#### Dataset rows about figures

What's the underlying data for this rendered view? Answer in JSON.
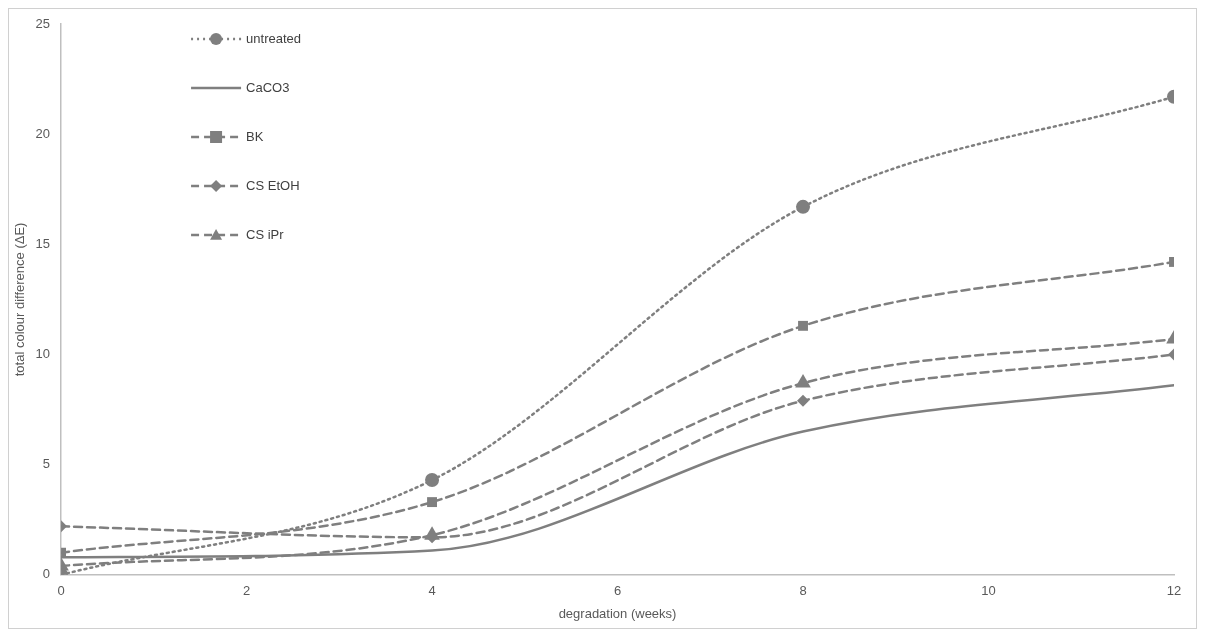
{
  "chart_data": {
    "type": "line",
    "xlabel": "degradation (weeks)",
    "ylabel": "total colour difference (ΔE)",
    "x": [
      0,
      4,
      8,
      12
    ],
    "series": [
      {
        "name": "untreated",
        "color": "#7f7f7f",
        "values": [
          0,
          4.3,
          16.7,
          21.7
        ],
        "marker": "circle",
        "line_style": "dotted"
      },
      {
        "name": "CaCO3",
        "color": "#7f7f7f",
        "values": [
          0.8,
          1.1,
          6.5,
          8.6
        ],
        "marker": "none",
        "line_style": "solid"
      },
      {
        "name": "BK",
        "color": "#7f7f7f",
        "values": [
          1.0,
          3.3,
          11.3,
          14.2
        ],
        "marker": "square",
        "line_style": "dashed"
      },
      {
        "name": "CS EtOH",
        "color": "#7f7f7f",
        "values": [
          2.2,
          1.7,
          7.9,
          10.0
        ],
        "marker": "diamond",
        "line_style": "dashed"
      },
      {
        "name": "CS iPr",
        "color": "#7f7f7f",
        "values": [
          0.4,
          1.8,
          8.7,
          10.7
        ],
        "marker": "triangle",
        "line_style": "dashed"
      }
    ],
    "xlim": [
      0,
      12
    ],
    "xticks": [
      0,
      2,
      4,
      6,
      8,
      10,
      12
    ],
    "ylim": [
      0,
      25
    ],
    "yticks": [
      0,
      5,
      10,
      15,
      20,
      25
    ],
    "grid": false,
    "legend": "top left"
  }
}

#### What you have to do
Skip the images and write out the rest of the listing exactly.

#### Complete answer
What's the underlying data for this rendered view? Answer in JSON.
{
  "chart_data": {
    "type": "line",
    "xlabel": "degradation (weeks)",
    "ylabel": "total colour difference (ΔE)",
    "x": [
      0,
      4,
      8,
      12
    ],
    "series": [
      {
        "name": "untreated",
        "color": "#7f7f7f",
        "values": [
          0,
          4.3,
          16.7,
          21.7
        ],
        "marker": "circle",
        "line_style": "dotted"
      },
      {
        "name": "CaCO3",
        "color": "#7f7f7f",
        "values": [
          0.8,
          1.1,
          6.5,
          8.6
        ],
        "marker": "none",
        "line_style": "solid"
      },
      {
        "name": "BK",
        "color": "#7f7f7f",
        "values": [
          1.0,
          3.3,
          11.3,
          14.2
        ],
        "marker": "square",
        "line_style": "dashed"
      },
      {
        "name": "CS EtOH",
        "color": "#7f7f7f",
        "values": [
          2.2,
          1.7,
          7.9,
          10.0
        ],
        "marker": "diamond",
        "line_style": "dashed"
      },
      {
        "name": "CS iPr",
        "color": "#7f7f7f",
        "values": [
          0.4,
          1.8,
          8.7,
          10.7
        ],
        "marker": "triangle",
        "line_style": "dashed"
      }
    ],
    "xlim": [
      0,
      12
    ],
    "xticks": [
      0,
      2,
      4,
      6,
      8,
      10,
      12
    ],
    "ylim": [
      0,
      25
    ],
    "yticks": [
      0,
      5,
      10,
      15,
      20,
      25
    ],
    "grid": false,
    "legend": "top left"
  }
}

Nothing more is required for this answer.